====== Available data ======

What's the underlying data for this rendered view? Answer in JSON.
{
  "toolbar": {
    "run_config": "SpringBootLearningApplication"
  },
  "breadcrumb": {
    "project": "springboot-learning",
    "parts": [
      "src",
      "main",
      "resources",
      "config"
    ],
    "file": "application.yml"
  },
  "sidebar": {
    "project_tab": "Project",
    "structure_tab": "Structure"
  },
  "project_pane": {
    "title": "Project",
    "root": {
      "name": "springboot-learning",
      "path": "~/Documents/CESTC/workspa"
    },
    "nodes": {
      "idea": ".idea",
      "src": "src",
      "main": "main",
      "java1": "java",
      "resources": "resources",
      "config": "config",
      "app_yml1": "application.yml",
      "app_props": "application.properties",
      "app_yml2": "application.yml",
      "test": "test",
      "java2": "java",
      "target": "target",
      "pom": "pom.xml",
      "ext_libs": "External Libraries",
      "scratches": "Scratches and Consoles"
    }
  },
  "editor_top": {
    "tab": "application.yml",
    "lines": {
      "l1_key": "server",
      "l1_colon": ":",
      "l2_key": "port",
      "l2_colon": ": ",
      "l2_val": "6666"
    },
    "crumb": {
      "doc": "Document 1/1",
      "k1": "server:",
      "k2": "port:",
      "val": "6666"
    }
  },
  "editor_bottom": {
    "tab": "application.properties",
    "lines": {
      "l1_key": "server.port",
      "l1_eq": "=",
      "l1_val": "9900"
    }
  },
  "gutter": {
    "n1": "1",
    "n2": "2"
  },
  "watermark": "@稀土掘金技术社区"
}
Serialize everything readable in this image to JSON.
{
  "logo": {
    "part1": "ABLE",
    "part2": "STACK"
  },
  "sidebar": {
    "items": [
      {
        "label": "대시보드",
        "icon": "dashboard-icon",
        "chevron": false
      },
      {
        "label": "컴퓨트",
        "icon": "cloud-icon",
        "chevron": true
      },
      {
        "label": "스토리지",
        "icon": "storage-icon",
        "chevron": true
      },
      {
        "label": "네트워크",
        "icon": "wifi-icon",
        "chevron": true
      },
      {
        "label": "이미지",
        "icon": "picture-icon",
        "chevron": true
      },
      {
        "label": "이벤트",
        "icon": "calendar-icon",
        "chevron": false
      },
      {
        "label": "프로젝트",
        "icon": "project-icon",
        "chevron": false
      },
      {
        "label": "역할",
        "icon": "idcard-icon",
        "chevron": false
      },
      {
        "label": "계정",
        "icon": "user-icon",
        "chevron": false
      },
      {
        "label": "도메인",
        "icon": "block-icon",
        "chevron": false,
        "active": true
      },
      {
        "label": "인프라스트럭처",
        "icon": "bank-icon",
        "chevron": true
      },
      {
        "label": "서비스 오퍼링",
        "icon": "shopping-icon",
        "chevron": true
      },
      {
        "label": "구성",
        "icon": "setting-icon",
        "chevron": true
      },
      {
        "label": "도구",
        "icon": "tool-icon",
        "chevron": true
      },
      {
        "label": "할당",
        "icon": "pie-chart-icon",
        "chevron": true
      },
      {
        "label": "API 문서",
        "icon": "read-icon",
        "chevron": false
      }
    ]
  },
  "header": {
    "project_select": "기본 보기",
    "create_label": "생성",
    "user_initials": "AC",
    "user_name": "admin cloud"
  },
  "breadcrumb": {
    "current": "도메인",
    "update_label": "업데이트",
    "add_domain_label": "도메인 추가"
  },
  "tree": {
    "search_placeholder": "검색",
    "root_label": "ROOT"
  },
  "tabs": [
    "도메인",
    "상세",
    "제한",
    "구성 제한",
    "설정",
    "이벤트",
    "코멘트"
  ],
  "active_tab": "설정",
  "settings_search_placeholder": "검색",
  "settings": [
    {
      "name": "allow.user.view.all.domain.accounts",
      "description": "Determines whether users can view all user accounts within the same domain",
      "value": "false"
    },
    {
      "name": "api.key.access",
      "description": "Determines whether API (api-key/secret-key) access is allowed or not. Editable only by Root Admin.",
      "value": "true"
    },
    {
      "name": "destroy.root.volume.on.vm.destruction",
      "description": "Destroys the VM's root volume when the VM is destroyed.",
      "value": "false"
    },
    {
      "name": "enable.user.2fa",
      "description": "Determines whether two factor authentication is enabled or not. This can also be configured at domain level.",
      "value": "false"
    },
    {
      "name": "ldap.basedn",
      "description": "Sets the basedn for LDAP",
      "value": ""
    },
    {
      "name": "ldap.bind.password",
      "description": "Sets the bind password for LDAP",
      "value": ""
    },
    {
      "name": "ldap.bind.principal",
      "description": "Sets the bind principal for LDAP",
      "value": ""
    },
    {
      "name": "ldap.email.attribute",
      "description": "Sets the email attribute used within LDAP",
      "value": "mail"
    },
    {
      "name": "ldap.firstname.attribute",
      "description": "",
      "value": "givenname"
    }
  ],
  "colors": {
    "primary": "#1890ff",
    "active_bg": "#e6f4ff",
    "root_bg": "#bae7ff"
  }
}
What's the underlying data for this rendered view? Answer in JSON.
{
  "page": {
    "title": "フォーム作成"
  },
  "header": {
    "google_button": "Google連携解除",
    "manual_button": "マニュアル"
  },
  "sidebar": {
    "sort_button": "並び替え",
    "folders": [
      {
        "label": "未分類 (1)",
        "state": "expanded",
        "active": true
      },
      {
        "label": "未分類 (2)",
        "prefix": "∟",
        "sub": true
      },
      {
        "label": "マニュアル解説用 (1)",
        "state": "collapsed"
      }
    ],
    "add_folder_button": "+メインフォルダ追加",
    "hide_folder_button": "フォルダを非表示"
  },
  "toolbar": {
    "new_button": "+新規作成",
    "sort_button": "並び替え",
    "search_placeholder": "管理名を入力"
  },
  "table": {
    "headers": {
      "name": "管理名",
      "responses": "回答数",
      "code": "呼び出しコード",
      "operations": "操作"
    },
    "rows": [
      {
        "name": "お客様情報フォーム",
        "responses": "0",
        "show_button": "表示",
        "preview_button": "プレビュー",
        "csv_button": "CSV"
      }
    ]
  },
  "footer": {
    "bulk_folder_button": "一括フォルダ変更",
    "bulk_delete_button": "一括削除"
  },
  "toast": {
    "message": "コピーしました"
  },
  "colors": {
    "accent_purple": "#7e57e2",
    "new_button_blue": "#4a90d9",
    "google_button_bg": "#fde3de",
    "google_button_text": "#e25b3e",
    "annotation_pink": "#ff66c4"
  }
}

======

Task statement = Please repeat the listing above in full and exactly.

Result of the task =
What's the underlying data for this rendered view? Answer in JSON.
{
  "toolbar": {
    "run_config": "SpringBootLearningApplication"
  },
  "breadcrumb": {
    "project": "springboot-learning",
    "parts": [
      "src",
      "main",
      "resources",
      "config"
    ],
    "file": "application.yml"
  },
  "sidebar": {
    "project_tab": "Project",
    "structure_tab": "Structure"
  },
  "project_pane": {
    "title": "Project",
    "root": {
      "name": "springboot-learning",
      "path": "~/Documents/CESTC/workspa"
    },
    "nodes": {
      "idea": ".idea",
      "src": "src",
      "main": "main",
      "java1": "java",
      "resources": "resources",
      "config": "config",
      "app_yml1": "application.yml",
      "app_props": "application.properties",
      "app_yml2": "application.yml",
      "test": "test",
      "java2": "java",
      "target": "target",
      "pom": "pom.xml",
      "ext_libs": "External Libraries",
      "scratches": "Scratches and Consoles"
    }
  },
  "editor_top": {
    "tab": "application.yml",
    "lines": {
      "l1_key": "server",
      "l1_colon": ":",
      "l2_key": "port",
      "l2_colon": ": ",
      "l2_val": "6666"
    },
    "crumb": {
      "doc": "Document 1/1",
      "k1": "server:",
      "k2": "port:",
      "val": "6666"
    }
  },
  "editor_bottom": {
    "tab": "application.properties",
    "lines": {
      "l1_key": "server.port",
      "l1_eq": "=",
      "l1_val": "9900"
    }
  },
  "gutter": {
    "n1": "1",
    "n2": "2"
  },
  "watermark": "@稀土掘金技术社区"
}
Serialize everything readable in this image to JSON.
{
  "logo": {
    "part1": "ABLE",
    "part2": "STACK"
  },
  "sidebar": {
    "items": [
      {
        "label": "대시보드",
        "icon": "dashboard-icon",
        "chevron": false
      },
      {
        "label": "컴퓨트",
        "icon": "cloud-icon",
        "chevron": true
      },
      {
        "label": "스토리지",
        "icon": "storage-icon",
        "chevron": true
      },
      {
        "label": "네트워크",
        "icon": "wifi-icon",
        "chevron": true
      },
      {
        "label": "이미지",
        "icon": "picture-icon",
        "chevron": true
      },
      {
        "label": "이벤트",
        "icon": "calendar-icon",
        "chevron": false
      },
      {
        "label": "프로젝트",
        "icon": "project-icon",
        "chevron": false
      },
      {
        "label": "역할",
        "icon": "idcard-icon",
        "chevron": false
      },
      {
        "label": "계정",
        "icon": "user-icon",
        "chevron": false
      },
      {
        "label": "도메인",
        "icon": "block-icon",
        "chevron": false,
        "active": true
      },
      {
        "label": "인프라스트럭처",
        "icon": "bank-icon",
        "chevron": true
      },
      {
        "label": "서비스 오퍼링",
        "icon": "shopping-icon",
        "chevron": true
      },
      {
        "label": "구성",
        "icon": "setting-icon",
        "chevron": true
      },
      {
        "label": "도구",
        "icon": "tool-icon",
        "chevron": true
      },
      {
        "label": "할당",
        "icon": "pie-chart-icon",
        "chevron": true
      },
      {
        "label": "API 문서",
        "icon": "read-icon",
        "chevron": false
      }
    ]
  },
  "header": {
    "project_select": "기본 보기",
    "create_label": "생성",
    "user_initials": "AC",
    "user_name": "admin cloud"
  },
  "breadcrumb": {
    "current": "도메인",
    "update_label": "업데이트",
    "add_domain_label": "도메인 추가"
  },
  "tree": {
    "search_placeholder": "검색",
    "root_label": "ROOT"
  },
  "tabs": [
    "도메인",
    "상세",
    "제한",
    "구성 제한",
    "설정",
    "이벤트",
    "코멘트"
  ],
  "active_tab": "설정",
  "settings_search_placeholder": "검색",
  "settings": [
    {
      "name": "allow.user.view.all.domain.accounts",
      "description": "Determines whether users can view all user accounts within the same domain",
      "value": "false"
    },
    {
      "name": "api.key.access",
      "description": "Determines whether API (api-key/secret-key) access is allowed or not. Editable only by Root Admin.",
      "value": "true"
    },
    {
      "name": "destroy.root.volume.on.vm.destruction",
      "description": "Destroys the VM's root volume when the VM is destroyed.",
      "value": "false"
    },
    {
      "name": "enable.user.2fa",
      "description": "Determines whether two factor authentication is enabled or not. This can also be configured at domain level.",
      "value": "false"
    },
    {
      "name": "ldap.basedn",
      "description": "Sets the basedn for LDAP",
      "value": ""
    },
    {
      "name": "ldap.bind.password",
      "description": "Sets the bind password for LDAP",
      "value": ""
    },
    {
      "name": "ldap.bind.principal",
      "description": "Sets the bind principal for LDAP",
      "value": ""
    },
    {
      "name": "ldap.email.attribute",
      "description": "Sets the email attribute used within LDAP",
      "value": "mail"
    },
    {
      "name": "ldap.firstname.attribute",
      "description": "",
      "value": "givenname"
    }
  ],
  "colors": {
    "primary": "#1890ff",
    "active_bg": "#e6f4ff",
    "root_bg": "#bae7ff"
  }
}
What's the underlying data for this rendered view? Answer in JSON.
{
  "page": {
    "title": "フォーム作成"
  },
  "header": {
    "google_button": "Google連携解除",
    "manual_button": "マニュアル"
  },
  "sidebar": {
    "sort_button": "並び替え",
    "folders": [
      {
        "label": "未分類 (1)",
        "state": "expanded",
        "active": true
      },
      {
        "label": "未分類 (2)",
        "prefix": "∟",
        "sub": true
      },
      {
        "label": "マニュアル解説用 (1)",
        "state": "collapsed"
      }
    ],
    "add_folder_button": "+メインフォルダ追加",
    "hide_folder_button": "フォルダを非表示"
  },
  "toolbar": {
    "new_button": "+新規作成",
    "sort_button": "並び替え",
    "search_placeholder": "管理名を入力"
  },
  "table": {
    "headers": {
      "name": "管理名",
      "responses": "回答数",
      "code": "呼び出しコード",
      "operations": "操作"
    },
    "rows": [
      {
        "name": "お客様情報フォーム",
        "responses": "0",
        "show_button": "表示",
        "preview_button": "プレビュー",
        "csv_button": "CSV"
      }
    ]
  },
  "footer": {
    "bulk_folder_button": "一括フォルダ変更",
    "bulk_delete_button": "一括削除"
  },
  "toast": {
    "message": "コピーしました"
  },
  "colors": {
    "accent_purple": "#7e57e2",
    "new_button_blue": "#4a90d9",
    "google_button_bg": "#fde3de",
    "google_button_text": "#e25b3e",
    "annotation_pink": "#ff66c4"
  }
}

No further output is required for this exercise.